→ **GIVEN PROBLEM**
Retype every entry in its entirety, without alteration.

→ **RECORDS SHOWN**
────────

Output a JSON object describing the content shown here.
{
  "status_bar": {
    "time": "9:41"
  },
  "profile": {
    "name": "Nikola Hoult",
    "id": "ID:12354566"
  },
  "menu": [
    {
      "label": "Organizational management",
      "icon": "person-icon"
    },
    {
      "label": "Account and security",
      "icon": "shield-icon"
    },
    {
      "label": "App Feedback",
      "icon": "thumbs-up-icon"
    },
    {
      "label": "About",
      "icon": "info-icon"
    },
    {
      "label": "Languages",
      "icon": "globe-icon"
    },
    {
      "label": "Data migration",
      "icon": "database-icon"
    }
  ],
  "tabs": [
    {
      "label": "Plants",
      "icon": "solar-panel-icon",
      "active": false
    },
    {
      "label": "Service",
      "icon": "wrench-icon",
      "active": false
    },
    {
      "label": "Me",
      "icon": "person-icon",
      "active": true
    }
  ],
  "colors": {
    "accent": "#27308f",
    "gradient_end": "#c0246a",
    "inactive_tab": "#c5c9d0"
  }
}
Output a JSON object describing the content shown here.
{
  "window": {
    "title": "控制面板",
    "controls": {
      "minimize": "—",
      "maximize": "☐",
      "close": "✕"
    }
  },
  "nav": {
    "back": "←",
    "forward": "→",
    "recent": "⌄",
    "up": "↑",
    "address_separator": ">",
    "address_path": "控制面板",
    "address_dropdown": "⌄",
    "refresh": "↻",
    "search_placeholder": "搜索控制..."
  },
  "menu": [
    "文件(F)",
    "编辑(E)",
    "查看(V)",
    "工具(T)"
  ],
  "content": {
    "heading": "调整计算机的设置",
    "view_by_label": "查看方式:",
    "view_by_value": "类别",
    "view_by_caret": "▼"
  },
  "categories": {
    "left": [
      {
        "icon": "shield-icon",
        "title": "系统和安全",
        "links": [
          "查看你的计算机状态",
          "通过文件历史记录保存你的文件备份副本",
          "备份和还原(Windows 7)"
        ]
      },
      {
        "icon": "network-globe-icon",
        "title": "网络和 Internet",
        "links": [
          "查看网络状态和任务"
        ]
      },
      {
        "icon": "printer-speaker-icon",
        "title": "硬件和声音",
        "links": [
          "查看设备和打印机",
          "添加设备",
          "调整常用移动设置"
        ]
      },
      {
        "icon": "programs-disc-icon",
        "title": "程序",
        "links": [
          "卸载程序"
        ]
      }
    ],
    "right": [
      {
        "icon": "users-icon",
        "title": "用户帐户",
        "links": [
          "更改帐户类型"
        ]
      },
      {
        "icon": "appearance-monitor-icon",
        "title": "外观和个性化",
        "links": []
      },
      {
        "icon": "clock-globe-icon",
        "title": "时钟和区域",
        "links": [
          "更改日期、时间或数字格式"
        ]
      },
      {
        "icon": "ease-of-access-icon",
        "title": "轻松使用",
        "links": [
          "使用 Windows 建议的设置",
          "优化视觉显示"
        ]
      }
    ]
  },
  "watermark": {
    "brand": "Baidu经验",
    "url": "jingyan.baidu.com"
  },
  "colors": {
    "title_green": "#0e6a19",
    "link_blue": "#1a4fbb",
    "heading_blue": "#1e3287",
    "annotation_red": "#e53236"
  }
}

────────

→ **FULL SOLUTION**
Output a JSON object describing the content shown here.
{
  "status_bar": {
    "time": "9:41"
  },
  "profile": {
    "name": "Nikola Hoult",
    "id": "ID:12354566"
  },
  "menu": [
    {
      "label": "Organizational management",
      "icon": "person-icon"
    },
    {
      "label": "Account and security",
      "icon": "shield-icon"
    },
    {
      "label": "App Feedback",
      "icon": "thumbs-up-icon"
    },
    {
      "label": "About",
      "icon": "info-icon"
    },
    {
      "label": "Languages",
      "icon": "globe-icon"
    },
    {
      "label": "Data migration",
      "icon": "database-icon"
    }
  ],
  "tabs": [
    {
      "label": "Plants",
      "icon": "solar-panel-icon",
      "active": false
    },
    {
      "label": "Service",
      "icon": "wrench-icon",
      "active": false
    },
    {
      "label": "Me",
      "icon": "person-icon",
      "active": true
    }
  ],
  "colors": {
    "accent": "#27308f",
    "gradient_end": "#c0246a",
    "inactive_tab": "#c5c9d0"
  }
}
Output a JSON object describing the content shown here.
{
  "window": {
    "title": "控制面板",
    "controls": {
      "minimize": "—",
      "maximize": "☐",
      "close": "✕"
    }
  },
  "nav": {
    "back": "←",
    "forward": "→",
    "recent": "⌄",
    "up": "↑",
    "address_separator": ">",
    "address_path": "控制面板",
    "address_dropdown": "⌄",
    "refresh": "↻",
    "search_placeholder": "搜索控制..."
  },
  "menu": [
    "文件(F)",
    "编辑(E)",
    "查看(V)",
    "工具(T)"
  ],
  "content": {
    "heading": "调整计算机的设置",
    "view_by_label": "查看方式:",
    "view_by_value": "类别",
    "view_by_caret": "▼"
  },
  "categories": {
    "left": [
      {
        "icon": "shield-icon",
        "title": "系统和安全",
        "links": [
          "查看你的计算机状态",
          "通过文件历史记录保存你的文件备份副本",
          "备份和还原(Windows 7)"
        ]
      },
      {
        "icon": "network-globe-icon",
        "title": "网络和 Internet",
        "links": [
          "查看网络状态和任务"
        ]
      },
      {
        "icon": "printer-speaker-icon",
        "title": "硬件和声音",
        "links": [
          "查看设备和打印机",
          "添加设备",
          "调整常用移动设置"
        ]
      },
      {
        "icon": "programs-disc-icon",
        "title": "程序",
        "links": [
          "卸载程序"
        ]
      }
    ],
    "right": [
      {
        "icon": "users-icon",
        "title": "用户帐户",
        "links": [
          "更改帐户类型"
        ]
      },
      {
        "icon": "appearance-monitor-icon",
        "title": "外观和个性化",
        "links": []
      },
      {
        "icon": "clock-globe-icon",
        "title": "时钟和区域",
        "links": [
          "更改日期、时间或数字格式"
        ]
      },
      {
        "icon": "ease-of-access-icon",
        "title": "轻松使用",
        "links": [
          "使用 Windows 建议的设置",
          "优化视觉显示"
        ]
      }
    ]
  },
  "watermark": {
    "brand": "Baidu经验",
    "url": "jingyan.baidu.com"
  },
  "colors": {
    "title_green": "#0e6a19",
    "link_blue": "#1a4fbb",
    "heading_blue": "#1e3287",
    "annotation_red": "#e53236"
  }
}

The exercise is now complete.